→ What you will do:
Work out the number of lines containing "purple". Answer with nothing but that number.

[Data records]
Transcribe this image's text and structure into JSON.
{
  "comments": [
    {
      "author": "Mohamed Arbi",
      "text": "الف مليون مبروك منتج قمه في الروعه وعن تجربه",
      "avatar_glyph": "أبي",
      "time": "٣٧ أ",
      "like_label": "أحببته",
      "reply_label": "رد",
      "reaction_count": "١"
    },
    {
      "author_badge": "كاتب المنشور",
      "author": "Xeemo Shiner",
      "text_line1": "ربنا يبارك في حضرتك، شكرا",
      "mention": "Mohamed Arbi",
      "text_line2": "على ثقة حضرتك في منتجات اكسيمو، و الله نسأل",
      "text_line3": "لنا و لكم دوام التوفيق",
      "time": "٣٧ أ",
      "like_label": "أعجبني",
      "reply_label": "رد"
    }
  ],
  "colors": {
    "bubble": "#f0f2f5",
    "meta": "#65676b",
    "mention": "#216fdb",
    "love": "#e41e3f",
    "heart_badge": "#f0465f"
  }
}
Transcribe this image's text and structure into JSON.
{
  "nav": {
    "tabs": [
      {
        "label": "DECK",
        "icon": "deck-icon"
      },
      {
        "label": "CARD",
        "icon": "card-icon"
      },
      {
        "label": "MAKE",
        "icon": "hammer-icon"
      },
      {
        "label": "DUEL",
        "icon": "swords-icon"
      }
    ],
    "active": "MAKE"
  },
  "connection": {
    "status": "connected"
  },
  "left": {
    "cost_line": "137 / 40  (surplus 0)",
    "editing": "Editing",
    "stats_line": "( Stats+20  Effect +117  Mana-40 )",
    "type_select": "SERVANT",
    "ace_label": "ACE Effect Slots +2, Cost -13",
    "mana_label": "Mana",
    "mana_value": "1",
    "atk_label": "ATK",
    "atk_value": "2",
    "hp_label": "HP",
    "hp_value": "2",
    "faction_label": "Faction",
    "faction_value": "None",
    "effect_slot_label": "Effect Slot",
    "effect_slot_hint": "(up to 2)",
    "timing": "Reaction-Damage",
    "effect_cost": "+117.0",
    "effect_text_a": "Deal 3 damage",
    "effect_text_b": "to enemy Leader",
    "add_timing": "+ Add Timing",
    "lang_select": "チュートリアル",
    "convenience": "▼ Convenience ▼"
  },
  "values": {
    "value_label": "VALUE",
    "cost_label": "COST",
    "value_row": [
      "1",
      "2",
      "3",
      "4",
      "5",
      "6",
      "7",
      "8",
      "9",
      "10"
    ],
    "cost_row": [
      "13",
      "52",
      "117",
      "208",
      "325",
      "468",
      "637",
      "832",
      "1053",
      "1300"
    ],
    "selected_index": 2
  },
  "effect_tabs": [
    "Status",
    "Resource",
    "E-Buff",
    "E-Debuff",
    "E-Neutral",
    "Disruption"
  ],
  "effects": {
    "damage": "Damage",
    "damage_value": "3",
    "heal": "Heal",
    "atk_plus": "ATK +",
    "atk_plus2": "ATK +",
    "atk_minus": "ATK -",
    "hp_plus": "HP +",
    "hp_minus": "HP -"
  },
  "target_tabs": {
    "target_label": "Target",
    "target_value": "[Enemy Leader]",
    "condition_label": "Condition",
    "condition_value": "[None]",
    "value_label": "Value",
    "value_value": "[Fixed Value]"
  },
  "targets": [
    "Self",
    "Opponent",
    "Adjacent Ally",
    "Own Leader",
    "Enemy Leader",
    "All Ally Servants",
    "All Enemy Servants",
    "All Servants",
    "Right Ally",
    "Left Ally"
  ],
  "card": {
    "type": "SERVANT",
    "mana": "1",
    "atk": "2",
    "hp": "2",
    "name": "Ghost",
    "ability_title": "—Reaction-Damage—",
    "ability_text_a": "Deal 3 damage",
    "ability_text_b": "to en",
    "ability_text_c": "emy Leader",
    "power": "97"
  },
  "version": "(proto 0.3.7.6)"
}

...

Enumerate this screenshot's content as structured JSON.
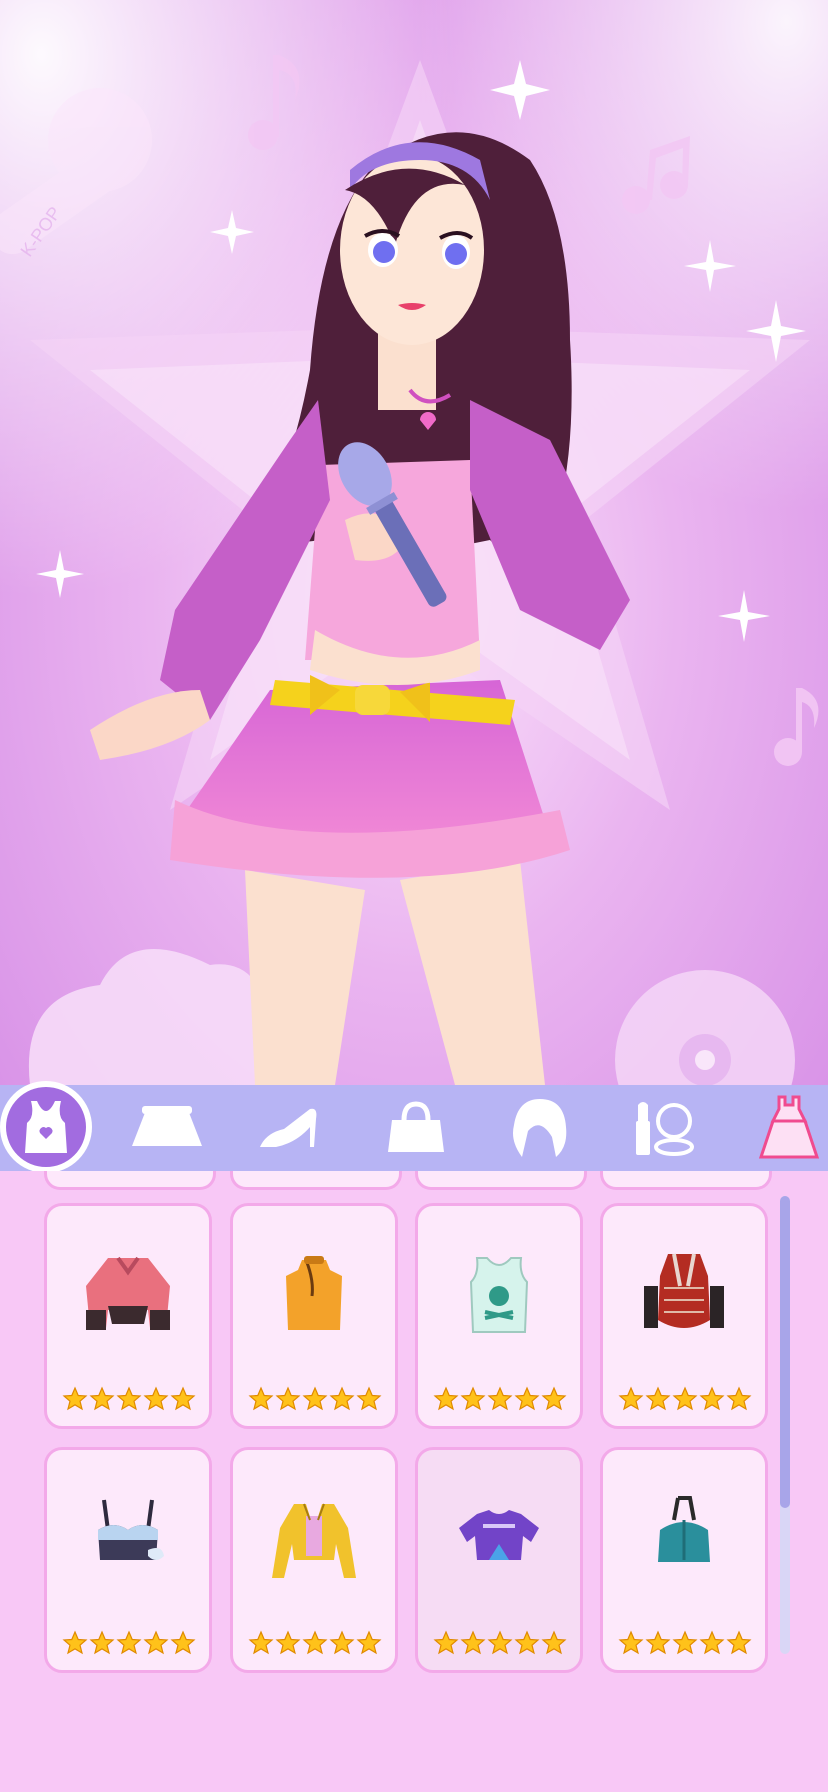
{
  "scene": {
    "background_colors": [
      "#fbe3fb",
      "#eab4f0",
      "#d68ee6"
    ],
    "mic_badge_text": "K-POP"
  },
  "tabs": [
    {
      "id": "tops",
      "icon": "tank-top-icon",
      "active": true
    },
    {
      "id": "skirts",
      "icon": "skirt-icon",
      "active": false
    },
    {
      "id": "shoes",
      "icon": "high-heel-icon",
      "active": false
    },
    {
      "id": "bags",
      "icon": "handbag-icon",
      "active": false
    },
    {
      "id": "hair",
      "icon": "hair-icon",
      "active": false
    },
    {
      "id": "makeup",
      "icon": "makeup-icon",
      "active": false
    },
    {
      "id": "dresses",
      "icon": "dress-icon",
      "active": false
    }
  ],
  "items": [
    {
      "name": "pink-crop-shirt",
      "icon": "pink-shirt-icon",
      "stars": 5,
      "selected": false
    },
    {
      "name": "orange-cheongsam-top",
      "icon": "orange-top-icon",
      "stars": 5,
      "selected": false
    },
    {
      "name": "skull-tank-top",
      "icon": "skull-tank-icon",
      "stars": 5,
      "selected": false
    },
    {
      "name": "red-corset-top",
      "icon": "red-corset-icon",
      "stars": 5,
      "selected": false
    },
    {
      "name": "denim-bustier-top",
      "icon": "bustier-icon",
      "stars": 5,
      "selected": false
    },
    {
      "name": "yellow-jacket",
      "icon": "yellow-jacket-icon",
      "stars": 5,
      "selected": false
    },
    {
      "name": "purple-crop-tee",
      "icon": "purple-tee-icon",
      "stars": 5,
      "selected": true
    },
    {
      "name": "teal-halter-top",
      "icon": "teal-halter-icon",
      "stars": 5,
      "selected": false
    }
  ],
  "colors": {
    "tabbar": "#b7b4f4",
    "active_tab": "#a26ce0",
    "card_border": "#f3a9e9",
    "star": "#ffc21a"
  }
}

→ Written solution:
2